* **DATASET ENTRIES**
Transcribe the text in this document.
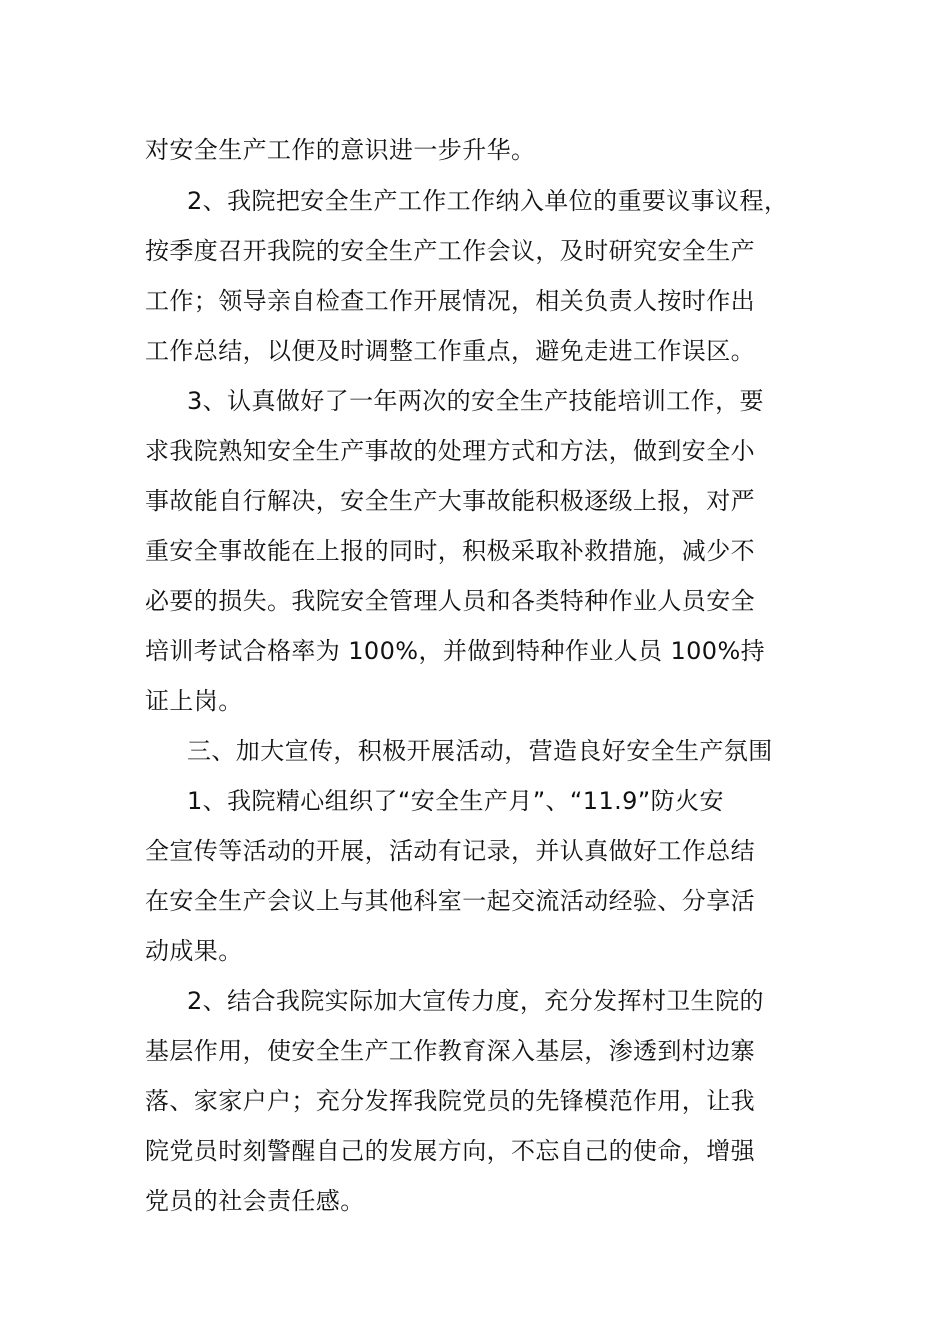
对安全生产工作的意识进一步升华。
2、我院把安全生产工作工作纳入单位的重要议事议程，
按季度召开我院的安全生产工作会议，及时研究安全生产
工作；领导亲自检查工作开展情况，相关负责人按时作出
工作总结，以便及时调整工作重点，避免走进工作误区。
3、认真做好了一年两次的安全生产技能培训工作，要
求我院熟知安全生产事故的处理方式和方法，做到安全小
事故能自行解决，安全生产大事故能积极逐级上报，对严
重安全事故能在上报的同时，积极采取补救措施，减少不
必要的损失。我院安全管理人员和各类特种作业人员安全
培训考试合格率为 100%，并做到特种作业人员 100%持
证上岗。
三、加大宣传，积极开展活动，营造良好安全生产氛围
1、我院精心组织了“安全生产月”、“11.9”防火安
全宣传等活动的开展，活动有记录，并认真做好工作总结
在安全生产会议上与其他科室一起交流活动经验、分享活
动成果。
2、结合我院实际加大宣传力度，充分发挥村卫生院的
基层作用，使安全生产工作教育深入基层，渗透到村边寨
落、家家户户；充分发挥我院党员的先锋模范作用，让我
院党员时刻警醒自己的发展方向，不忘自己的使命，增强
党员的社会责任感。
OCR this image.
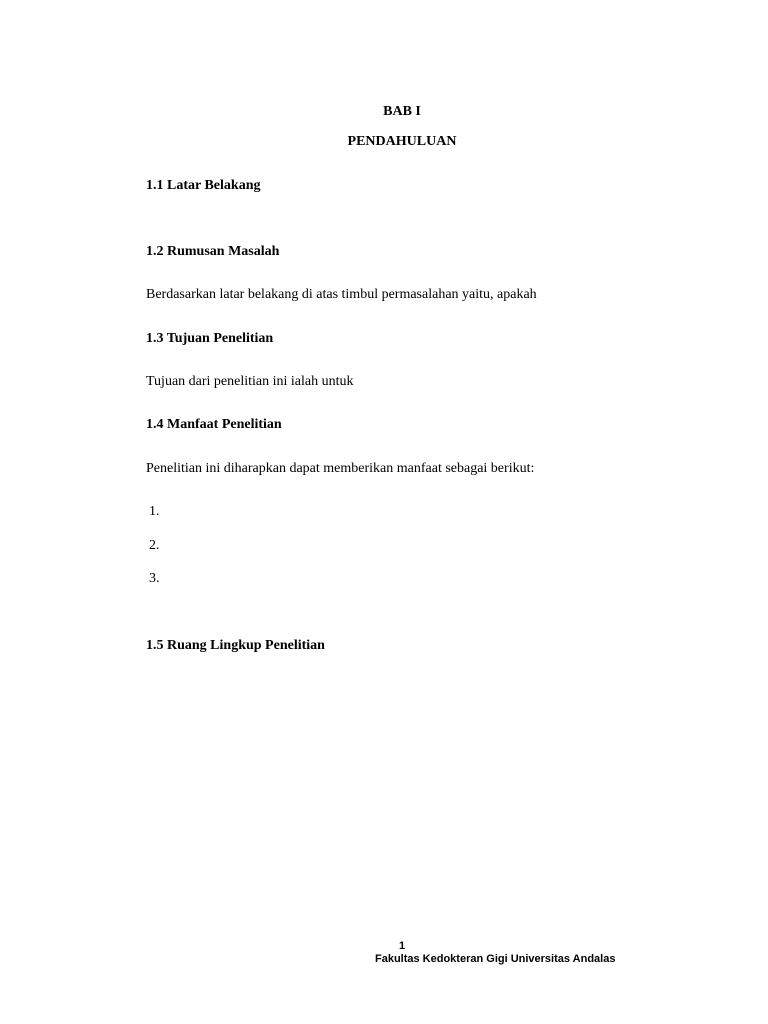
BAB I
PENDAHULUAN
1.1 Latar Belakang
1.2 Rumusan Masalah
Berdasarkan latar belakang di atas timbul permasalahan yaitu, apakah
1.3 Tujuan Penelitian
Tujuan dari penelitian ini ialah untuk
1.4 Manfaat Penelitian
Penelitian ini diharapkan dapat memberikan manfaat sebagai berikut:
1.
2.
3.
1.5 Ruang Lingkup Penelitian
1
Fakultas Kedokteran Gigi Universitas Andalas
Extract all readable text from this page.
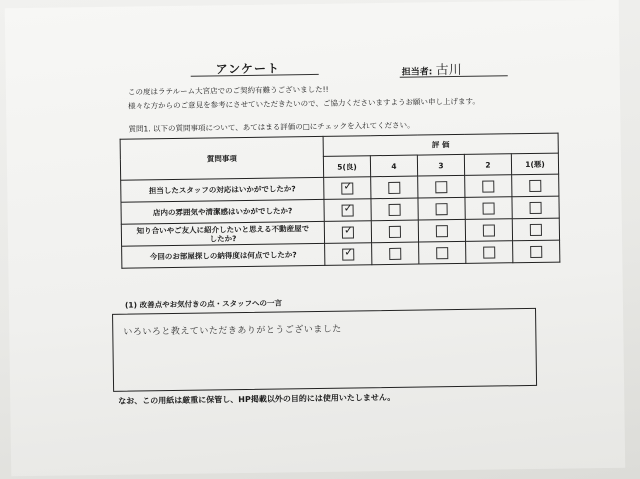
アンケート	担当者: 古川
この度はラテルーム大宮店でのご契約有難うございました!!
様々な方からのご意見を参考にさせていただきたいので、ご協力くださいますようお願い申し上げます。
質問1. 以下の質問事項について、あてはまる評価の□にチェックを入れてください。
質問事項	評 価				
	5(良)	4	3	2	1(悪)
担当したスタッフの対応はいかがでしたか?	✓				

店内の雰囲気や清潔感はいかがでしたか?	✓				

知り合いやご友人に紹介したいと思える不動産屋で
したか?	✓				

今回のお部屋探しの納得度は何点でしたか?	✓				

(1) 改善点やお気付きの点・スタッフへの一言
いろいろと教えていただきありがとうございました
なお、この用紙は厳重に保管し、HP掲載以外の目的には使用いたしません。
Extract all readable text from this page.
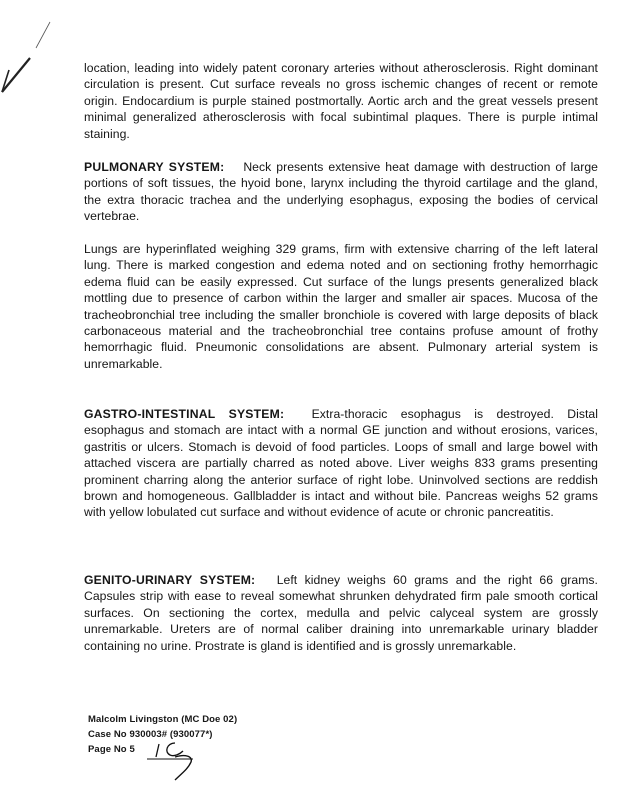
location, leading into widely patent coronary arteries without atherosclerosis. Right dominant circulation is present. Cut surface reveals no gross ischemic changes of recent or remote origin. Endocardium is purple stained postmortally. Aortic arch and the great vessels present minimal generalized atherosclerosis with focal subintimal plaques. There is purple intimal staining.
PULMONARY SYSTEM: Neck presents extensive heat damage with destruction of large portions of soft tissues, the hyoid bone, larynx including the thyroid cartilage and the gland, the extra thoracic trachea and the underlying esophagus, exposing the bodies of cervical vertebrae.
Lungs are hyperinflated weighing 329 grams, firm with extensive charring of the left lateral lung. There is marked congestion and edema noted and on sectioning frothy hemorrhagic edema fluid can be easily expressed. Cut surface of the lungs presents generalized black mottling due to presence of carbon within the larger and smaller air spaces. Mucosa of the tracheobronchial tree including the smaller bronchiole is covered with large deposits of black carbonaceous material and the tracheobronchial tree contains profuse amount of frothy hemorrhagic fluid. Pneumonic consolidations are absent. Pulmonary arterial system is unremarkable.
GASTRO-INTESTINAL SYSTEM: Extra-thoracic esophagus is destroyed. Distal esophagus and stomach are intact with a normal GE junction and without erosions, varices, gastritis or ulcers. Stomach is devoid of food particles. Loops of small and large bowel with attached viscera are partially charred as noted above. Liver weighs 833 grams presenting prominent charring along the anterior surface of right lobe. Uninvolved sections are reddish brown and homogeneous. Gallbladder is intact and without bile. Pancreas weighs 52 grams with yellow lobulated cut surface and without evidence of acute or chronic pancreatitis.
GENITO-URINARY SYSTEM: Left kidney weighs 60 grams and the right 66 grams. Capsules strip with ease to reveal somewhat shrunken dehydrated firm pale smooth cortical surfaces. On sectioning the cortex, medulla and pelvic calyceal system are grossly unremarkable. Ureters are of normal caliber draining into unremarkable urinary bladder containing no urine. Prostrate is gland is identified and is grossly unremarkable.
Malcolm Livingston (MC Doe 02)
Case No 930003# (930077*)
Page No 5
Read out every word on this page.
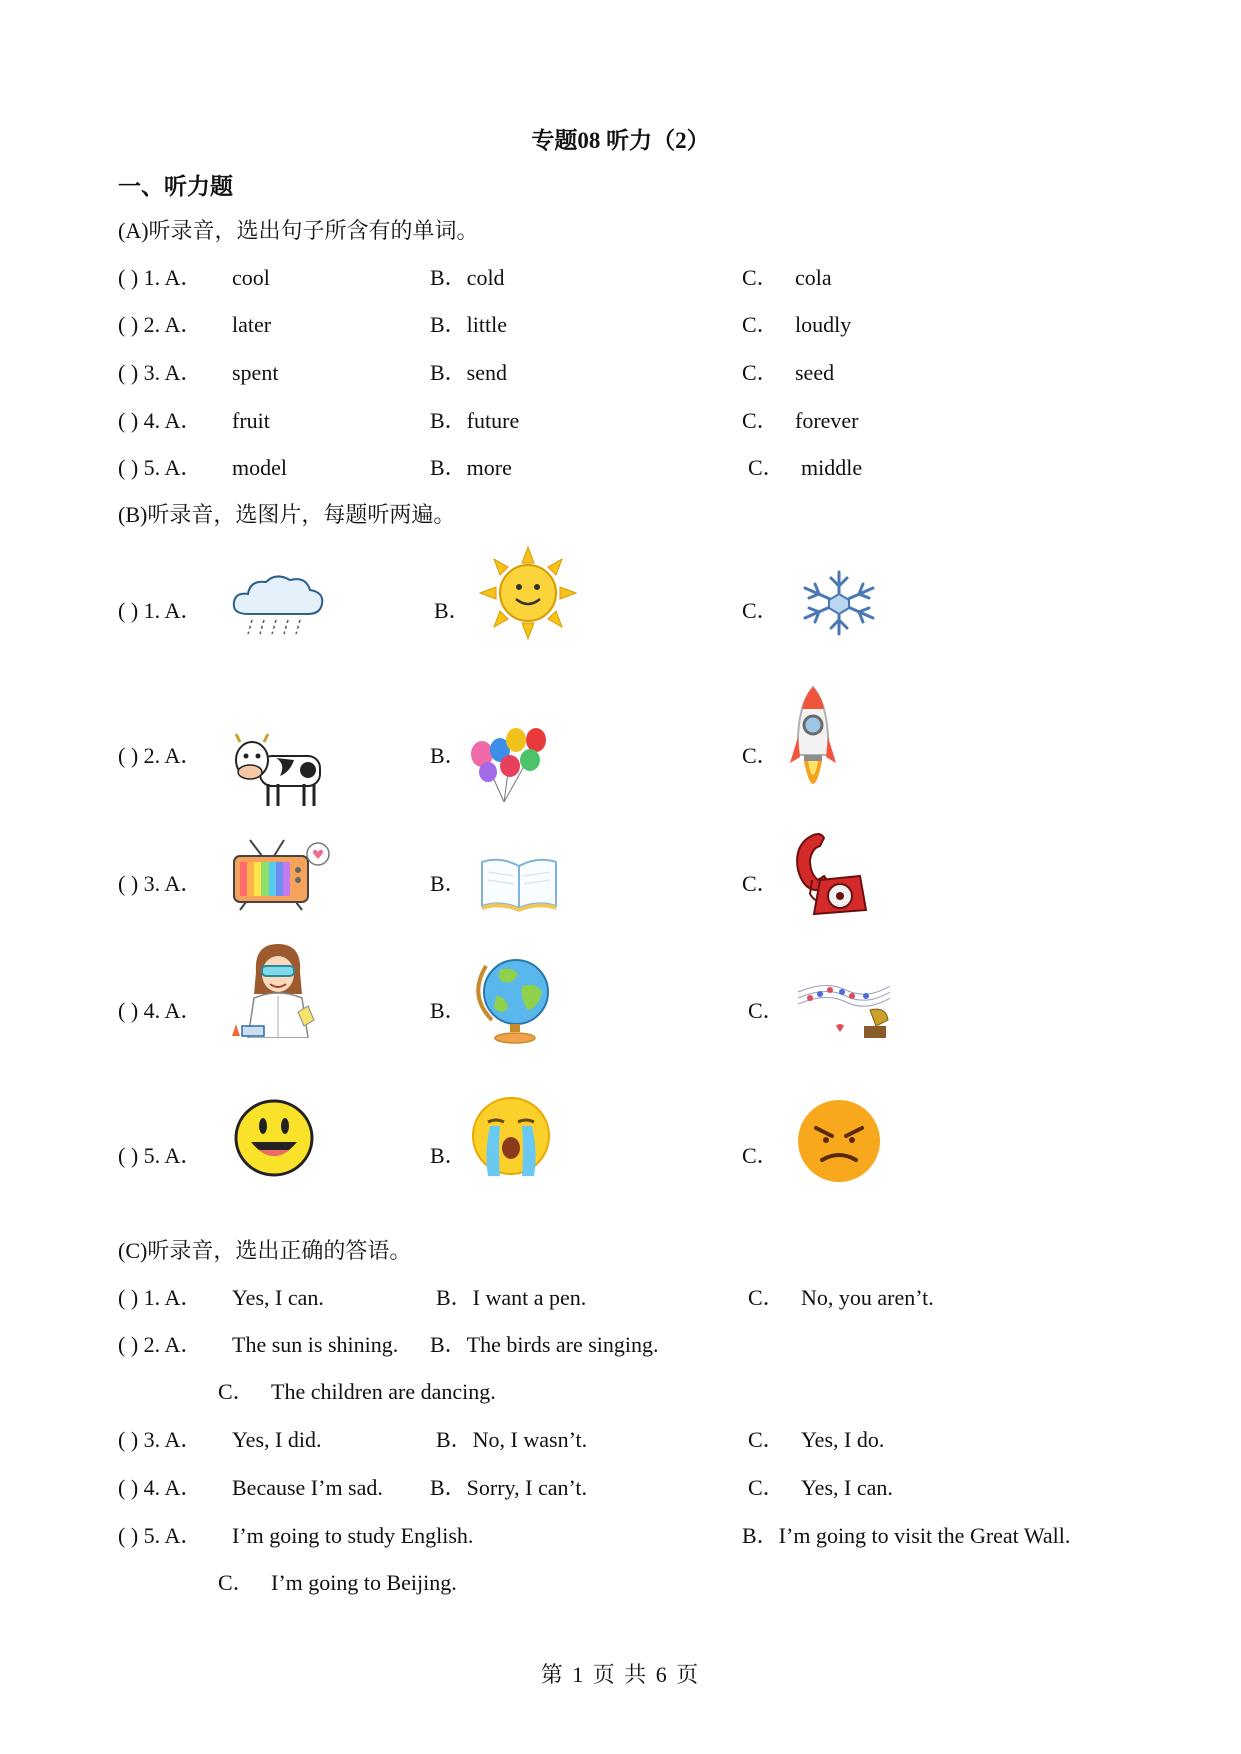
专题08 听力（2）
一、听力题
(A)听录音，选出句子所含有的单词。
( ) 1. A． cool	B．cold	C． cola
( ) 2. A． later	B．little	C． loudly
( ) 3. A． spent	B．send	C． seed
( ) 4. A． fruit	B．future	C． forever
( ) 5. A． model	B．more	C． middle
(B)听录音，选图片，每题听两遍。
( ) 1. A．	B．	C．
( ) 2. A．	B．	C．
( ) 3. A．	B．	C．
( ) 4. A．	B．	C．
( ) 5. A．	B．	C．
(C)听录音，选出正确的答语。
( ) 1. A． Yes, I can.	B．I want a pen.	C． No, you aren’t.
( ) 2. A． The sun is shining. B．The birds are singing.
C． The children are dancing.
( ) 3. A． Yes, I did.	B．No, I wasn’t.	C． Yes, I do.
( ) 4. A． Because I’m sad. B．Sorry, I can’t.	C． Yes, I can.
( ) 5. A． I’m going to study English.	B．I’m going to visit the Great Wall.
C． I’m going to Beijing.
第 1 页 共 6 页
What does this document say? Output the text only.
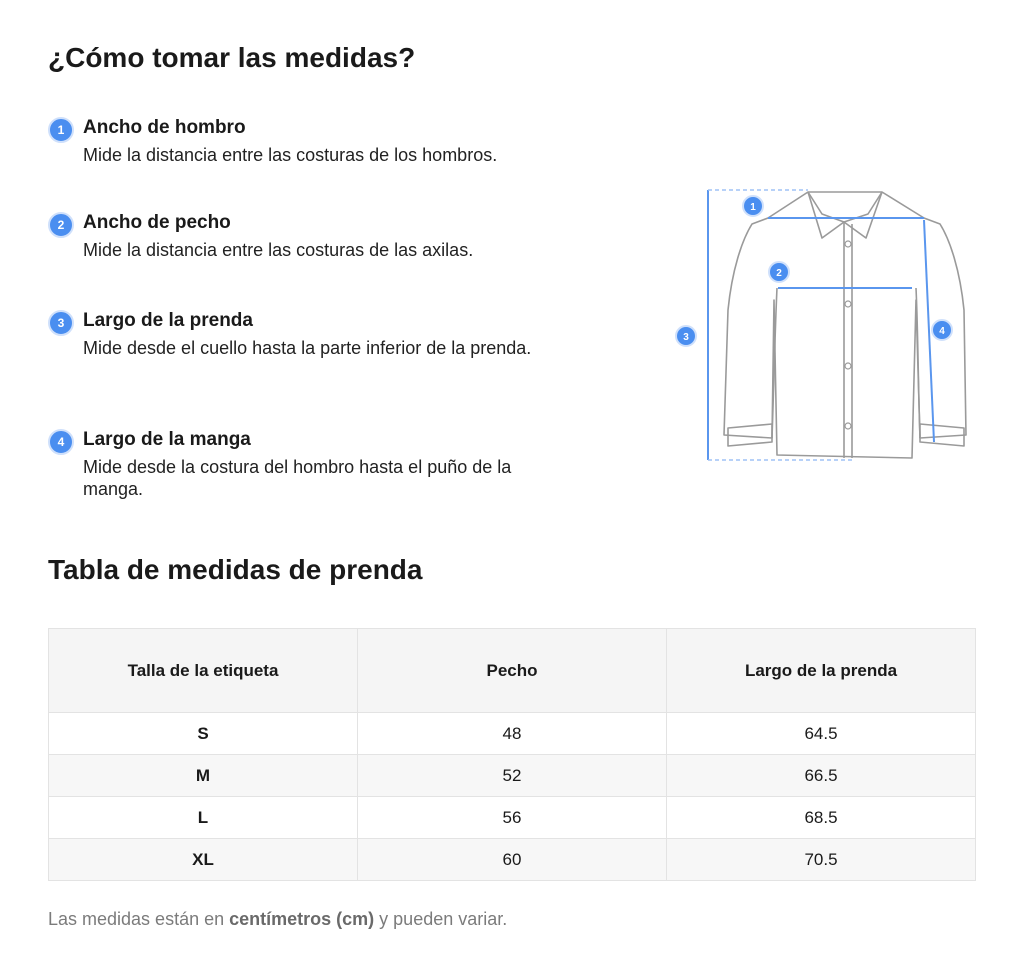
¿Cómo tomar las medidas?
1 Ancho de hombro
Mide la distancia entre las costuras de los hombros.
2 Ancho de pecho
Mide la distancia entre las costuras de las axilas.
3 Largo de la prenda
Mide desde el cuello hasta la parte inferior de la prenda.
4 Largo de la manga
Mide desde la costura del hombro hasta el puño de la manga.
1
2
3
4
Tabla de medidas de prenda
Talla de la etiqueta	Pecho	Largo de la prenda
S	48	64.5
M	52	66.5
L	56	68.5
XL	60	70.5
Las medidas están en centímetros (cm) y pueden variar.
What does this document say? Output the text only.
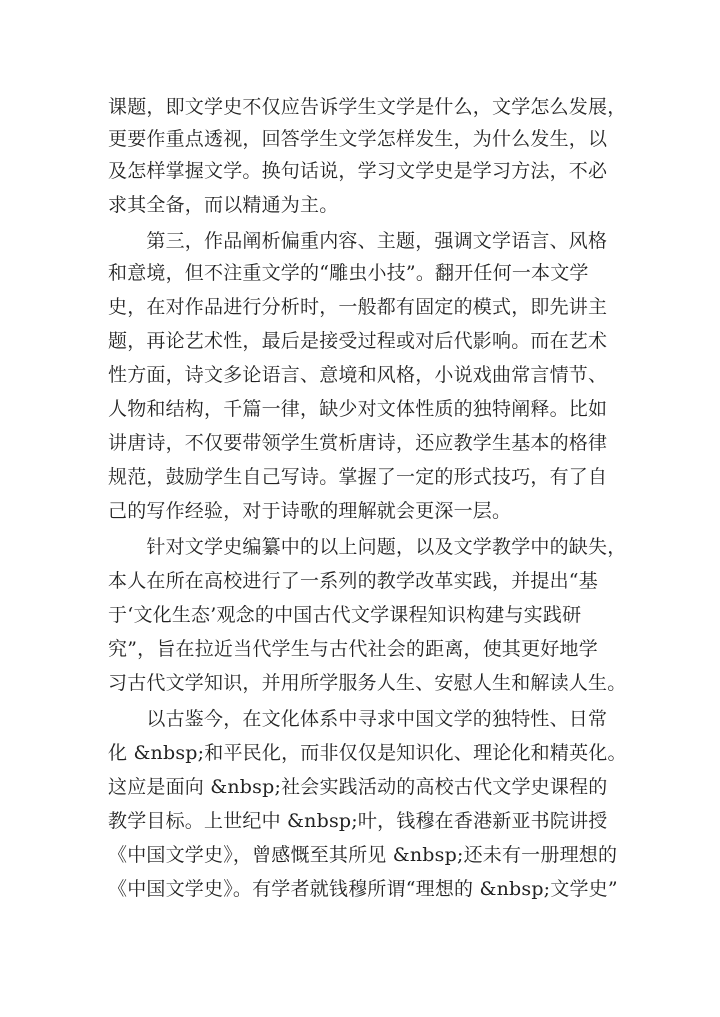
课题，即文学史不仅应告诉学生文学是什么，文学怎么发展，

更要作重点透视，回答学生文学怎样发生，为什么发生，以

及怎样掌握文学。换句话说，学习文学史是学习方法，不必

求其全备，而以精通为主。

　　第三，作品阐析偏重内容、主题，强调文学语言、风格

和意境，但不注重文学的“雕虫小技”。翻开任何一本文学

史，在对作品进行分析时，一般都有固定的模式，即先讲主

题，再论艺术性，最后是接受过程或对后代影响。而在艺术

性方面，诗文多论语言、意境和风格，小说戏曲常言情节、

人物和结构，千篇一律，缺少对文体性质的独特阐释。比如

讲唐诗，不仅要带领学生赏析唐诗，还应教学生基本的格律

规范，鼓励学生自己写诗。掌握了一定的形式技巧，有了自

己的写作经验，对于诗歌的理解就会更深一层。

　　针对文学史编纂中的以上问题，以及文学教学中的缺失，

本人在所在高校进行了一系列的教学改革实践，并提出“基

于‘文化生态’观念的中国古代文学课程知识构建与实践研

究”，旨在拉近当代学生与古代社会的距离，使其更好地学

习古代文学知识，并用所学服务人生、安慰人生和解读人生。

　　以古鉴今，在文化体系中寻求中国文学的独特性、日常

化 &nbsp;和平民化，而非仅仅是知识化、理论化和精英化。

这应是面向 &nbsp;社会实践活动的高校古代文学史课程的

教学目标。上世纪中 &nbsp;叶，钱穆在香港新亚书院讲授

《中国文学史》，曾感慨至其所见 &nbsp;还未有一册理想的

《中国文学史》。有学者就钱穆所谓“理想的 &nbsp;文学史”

* **PROBLEM TO SOLVE**
Copy all lines from the material that hold "manga".

* **SOLVED PROBLEM**
4 Largo de la manga
Mide desde la costura del hombro hasta el puño de la manga.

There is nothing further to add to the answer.